_Exercise_
Select the lines that hold the word "name" and copy each one.
——
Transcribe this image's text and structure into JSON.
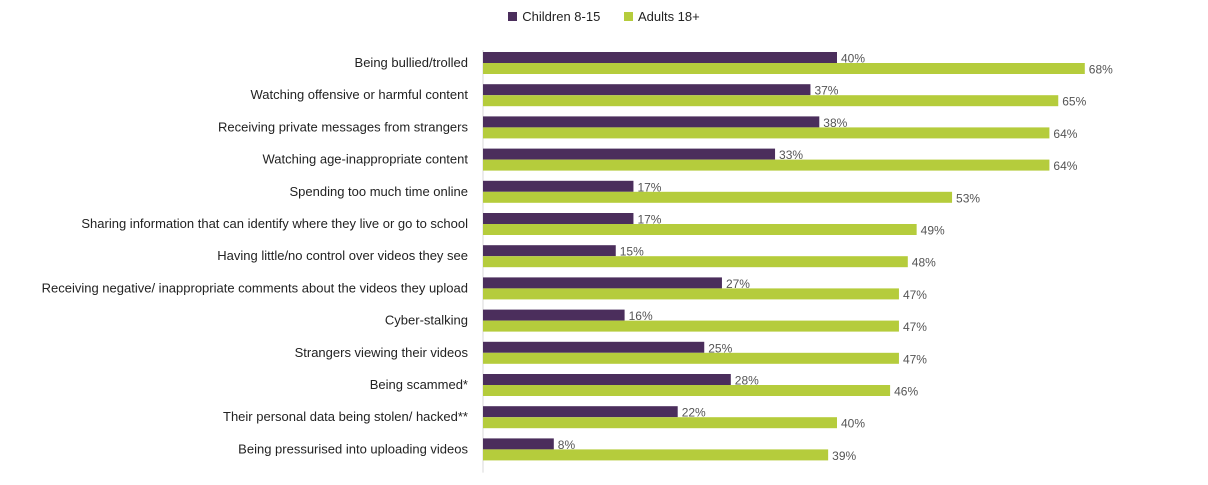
{
  "chart_data": {
    "type": "bar",
    "orientation": "horizontal",
    "categories": [
      "Being bullied/trolled",
      "Watching offensive or harmful content",
      "Receiving private messages from strangers",
      "Watching age-inappropriate content",
      "Spending too much time online",
      "Sharing information that can identify where they live or go to school",
      "Having little/no control over videos they see",
      "Receiving negative/ inappropriate comments about the videos they upload",
      "Cyber-stalking",
      "Strangers viewing their videos",
      "Being scammed*",
      "Their personal data being stolen/ hacked**",
      "Being pressurised into uploading videos"
    ],
    "series": [
      {
        "name": "Children 8-15",
        "color": "#4b2e5c",
        "values": [
          40,
          37,
          38,
          33,
          17,
          17,
          15,
          27,
          16,
          25,
          28,
          22,
          8
        ]
      },
      {
        "name": "Adults 18+",
        "color": "#b5cc3c",
        "values": [
          68,
          65,
          64,
          64,
          53,
          49,
          48,
          47,
          47,
          47,
          46,
          40,
          39
        ]
      }
    ],
    "value_suffix": "%",
    "xlim": [
      0,
      100
    ],
    "legend_position": "top-center",
    "grid": false
  }
}
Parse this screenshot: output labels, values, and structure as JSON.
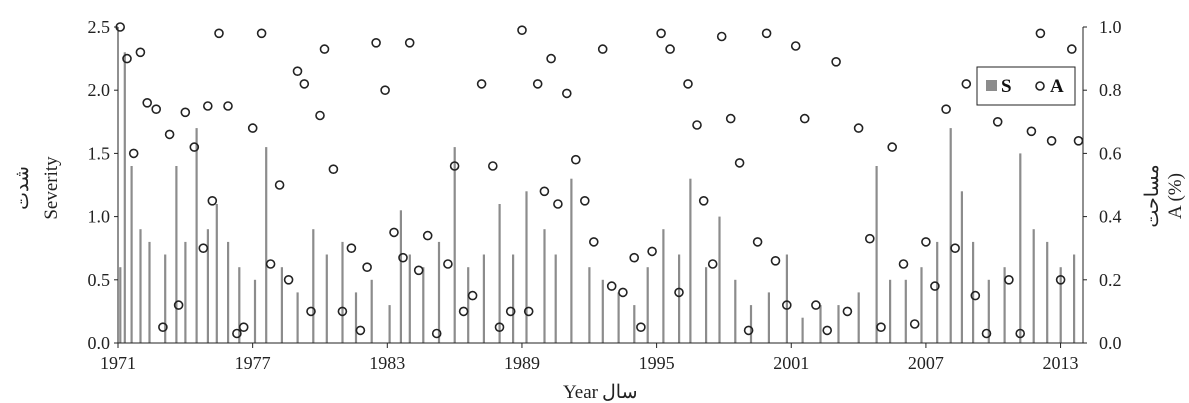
{
  "chart_data": {
    "type": "bar",
    "secondary_type": "scatter",
    "x_range": [
      1971,
      2014
    ],
    "x_ticks": [
      "1971",
      "1977",
      "1983",
      "1989",
      "1995",
      "2001",
      "2007",
      "2013"
    ],
    "y_left": {
      "label_main": "Severity",
      "label_alt": "شدت",
      "range": [
        0,
        2.5
      ],
      "ticks": [
        "0.0",
        "0.5",
        "1.0",
        "1.5",
        "2.0",
        "2.5"
      ]
    },
    "y_right": {
      "label_main": "A (%)",
      "label_alt": "مساحت",
      "range": [
        0,
        1
      ],
      "ticks": [
        "0.0",
        "0.2",
        "0.4",
        "0.6",
        "0.8",
        "1.0"
      ]
    },
    "x_label_main": "Year",
    "x_label_alt": "سال",
    "legend": {
      "position": "top-right",
      "items": [
        {
          "symbol": "bar",
          "label": "S"
        },
        {
          "symbol": "circle",
          "label": "A"
        }
      ]
    },
    "series": [
      {
        "name": "S",
        "kind": "bar",
        "color": "#8c8c8c",
        "x": [
          1971.1,
          1971.3,
          1971.6,
          1972.0,
          1972.4,
          1973.1,
          1973.6,
          1974.0,
          1974.5,
          1975.0,
          1975.4,
          1975.9,
          1976.4,
          1977.1,
          1977.6,
          1978.3,
          1979.0,
          1979.7,
          1980.3,
          1981.0,
          1981.6,
          1982.3,
          1983.1,
          1983.6,
          1984.0,
          1984.6,
          1985.3,
          1986.0,
          1986.6,
          1987.3,
          1988.0,
          1988.6,
          1989.2,
          1990.0,
          1990.5,
          1991.2,
          1992.0,
          1992.6,
          1993.3,
          1994.0,
          1994.6,
          1995.3,
          1996.0,
          1996.5,
          1997.2,
          1997.8,
          1998.5,
          1999.2,
          2000.0,
          2000.8,
          2001.5,
          2002.3,
          2003.1,
          2004.0,
          2004.8,
          2005.4,
          2006.1,
          2006.8,
          2007.5,
          2008.1,
          2008.6,
          2009.1,
          2009.8,
          2010.5,
          2011.2,
          2011.8,
          2012.4,
          2013.0,
          2013.6
        ],
        "values": [
          0.6,
          2.3,
          1.4,
          0.9,
          0.8,
          0.7,
          1.4,
          0.8,
          1.7,
          0.9,
          1.1,
          0.8,
          0.6,
          0.5,
          1.55,
          0.6,
          0.4,
          0.9,
          0.7,
          0.8,
          0.4,
          0.5,
          0.3,
          1.05,
          0.7,
          0.6,
          0.8,
          1.55,
          0.6,
          0.7,
          1.1,
          0.7,
          1.2,
          0.9,
          0.7,
          1.3,
          0.6,
          0.5,
          0.4,
          0.3,
          0.6,
          0.9,
          0.7,
          1.3,
          0.6,
          1.0,
          0.5,
          0.3,
          0.4,
          0.7,
          0.2,
          0.3,
          0.3,
          0.4,
          1.4,
          0.5,
          0.5,
          0.6,
          0.8,
          1.7,
          1.2,
          0.8,
          0.5,
          0.6,
          1.5,
          0.9,
          0.8,
          0.6,
          0.7
        ]
      },
      {
        "name": "A",
        "kind": "scatter",
        "marker": "open-circle",
        "color": "#222222",
        "x": [
          1971.1,
          1971.4,
          1971.7,
          1972.0,
          1972.3,
          1972.7,
          1973.0,
          1973.3,
          1973.7,
          1974.0,
          1974.4,
          1974.8,
          1975.0,
          1975.2,
          1975.5,
          1975.9,
          1976.3,
          1976.6,
          1977.0,
          1977.4,
          1977.8,
          1978.2,
          1978.6,
          1979.0,
          1979.3,
          1979.6,
          1980.0,
          1980.2,
          1980.6,
          1981.0,
          1981.4,
          1981.8,
          1982.1,
          1982.5,
          1982.9,
          1983.3,
          1983.7,
          1984.0,
          1984.4,
          1984.8,
          1985.2,
          1985.7,
          1986.0,
          1986.4,
          1986.8,
          1987.2,
          1987.7,
          1988.0,
          1988.5,
          1989.0,
          1989.3,
          1989.7,
          1990.0,
          1990.3,
          1990.6,
          1991.0,
          1991.4,
          1991.8,
          1992.2,
          1992.6,
          1993.0,
          1993.5,
          1994.0,
          1994.3,
          1994.8,
          1995.2,
          1995.6,
          1996.0,
          1996.4,
          1996.8,
          1997.1,
          1997.5,
          1997.9,
          1998.3,
          1998.7,
          1999.1,
          1999.5,
          1999.9,
          2000.3,
          2000.8,
          2001.2,
          2001.6,
          2002.1,
          2002.6,
          2003.0,
          2003.5,
          2004.0,
          2004.5,
          2005.0,
          2005.5,
          2006.0,
          2006.5,
          2007.0,
          2007.4,
          2007.9,
          2008.3,
          2008.8,
          2009.2,
          2009.7,
          2010.2,
          2010.7,
          2011.2,
          2011.7,
          2012.1,
          2012.6,
          2013.0,
          2013.5,
          2013.8
        ],
        "values": [
          1.0,
          0.9,
          0.6,
          0.92,
          0.76,
          0.74,
          0.05,
          0.66,
          0.12,
          0.73,
          0.62,
          0.3,
          0.75,
          0.45,
          0.98,
          0.75,
          0.03,
          0.05,
          0.68,
          0.98,
          0.25,
          0.5,
          0.2,
          0.86,
          0.82,
          0.1,
          0.72,
          0.93,
          0.55,
          0.1,
          0.3,
          0.04,
          0.24,
          0.95,
          0.8,
          0.35,
          0.27,
          0.95,
          0.23,
          0.34,
          0.03,
          0.25,
          0.56,
          0.1,
          0.15,
          0.82,
          0.56,
          0.05,
          0.1,
          0.99,
          0.1,
          0.82,
          0.48,
          0.9,
          0.44,
          0.79,
          0.58,
          0.45,
          0.32,
          0.93,
          0.18,
          0.16,
          0.27,
          0.05,
          0.29,
          0.98,
          0.93,
          0.16,
          0.82,
          0.69,
          0.45,
          0.25,
          0.97,
          0.71,
          0.57,
          0.04,
          0.32,
          0.98,
          0.26,
          0.12,
          0.94,
          0.71,
          0.12,
          0.04,
          0.89,
          0.1,
          0.68,
          0.33,
          0.05,
          0.62,
          0.25,
          0.06,
          0.32,
          0.18,
          0.74,
          0.3,
          0.82,
          0.15,
          0.03,
          0.7,
          0.2,
          0.03,
          0.67,
          0.98,
          0.64,
          0.2,
          0.93,
          0.64
        ]
      }
    ]
  }
}
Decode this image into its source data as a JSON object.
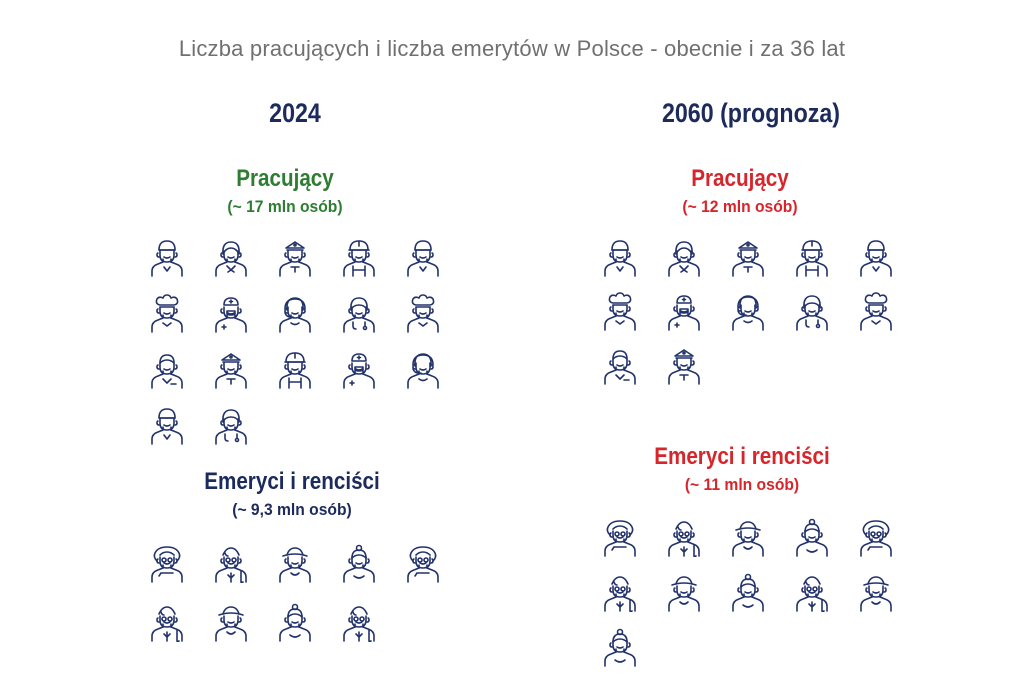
{
  "title": "Liczba pracujących i liczba emerytów w Polsce - obecnie i za 36 lat",
  "colors": {
    "navy": "#1c2a5c",
    "green": "#2e7d32",
    "red": "#d7262b",
    "icon": "#22326b",
    "title_gray": "#707070"
  },
  "chart_data": {
    "type": "pictograph",
    "title": "Liczba pracujących i liczba emerytów w Polsce - obecnie i za 36 lat",
    "panels": [
      {
        "year": "2024",
        "groups": [
          {
            "name": "Pracujący",
            "subtitle": "(~ 17 mln osób)",
            "value_mln": 17,
            "icon_count": 17,
            "color": "#2e7d32",
            "icons": [
              "worker-cap",
              "worker-woman",
              "worker-police",
              "worker-helmet",
              "worker-cap",
              "worker-chef",
              "worker-nurse",
              "worker-headset",
              "worker-doctor",
              "worker-chef",
              "worker-man",
              "worker-police",
              "worker-helmet",
              "worker-nurse",
              "worker-headset",
              "worker-cap",
              "worker-doctor"
            ]
          },
          {
            "name": "Emeryci i renciści",
            "subtitle": "(~ 9,3 mln osób)",
            "value_mln": 9.3,
            "icon_count": 9,
            "color": "#1c2a5c",
            "icons": [
              "senior-woman",
              "senior-man",
              "senior-hat",
              "senior-bun",
              "senior-woman",
              "senior-man",
              "senior-hat",
              "senior-bun",
              "senior-man"
            ]
          }
        ]
      },
      {
        "year": "2060 (prognoza)",
        "groups": [
          {
            "name": "Pracujący",
            "subtitle": "(~ 12 mln osób)",
            "value_mln": 12,
            "icon_count": 12,
            "color": "#d7262b",
            "icons": [
              "worker-cap",
              "worker-woman",
              "worker-police",
              "worker-helmet",
              "worker-cap",
              "worker-chef",
              "worker-nurse",
              "worker-headset",
              "worker-doctor",
              "worker-chef",
              "worker-man",
              "worker-police"
            ]
          },
          {
            "name": "Emeryci i renciści",
            "subtitle": "(~ 11 mln osób)",
            "value_mln": 11,
            "icon_count": 11,
            "color": "#d7262b",
            "icons": [
              "senior-woman",
              "senior-man",
              "senior-hat",
              "senior-bun",
              "senior-woman",
              "senior-man",
              "senior-hat",
              "senior-bun",
              "senior-man",
              "senior-hat",
              "senior-bun"
            ]
          }
        ]
      }
    ]
  }
}
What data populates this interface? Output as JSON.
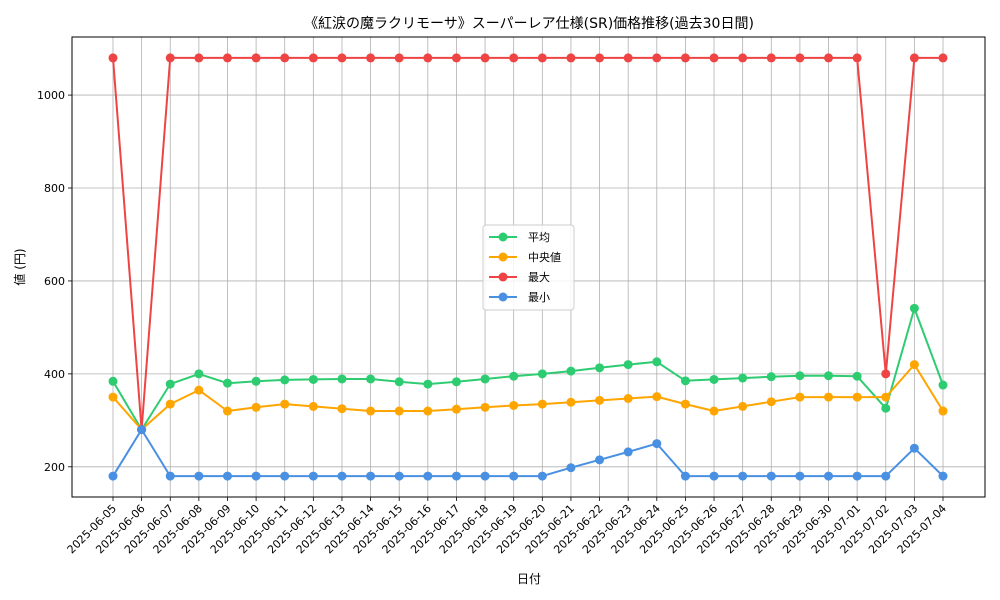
——
_Result of the task_
        "name": "Children 8-15",
        "name": "Adults 18+",
        "name": "S",
        "name": "A",
            "name": "Pracujący",
            "name": "Emeryci i renciści",
            "name": "Pracujący",
            "name": "Emeryci i renciści",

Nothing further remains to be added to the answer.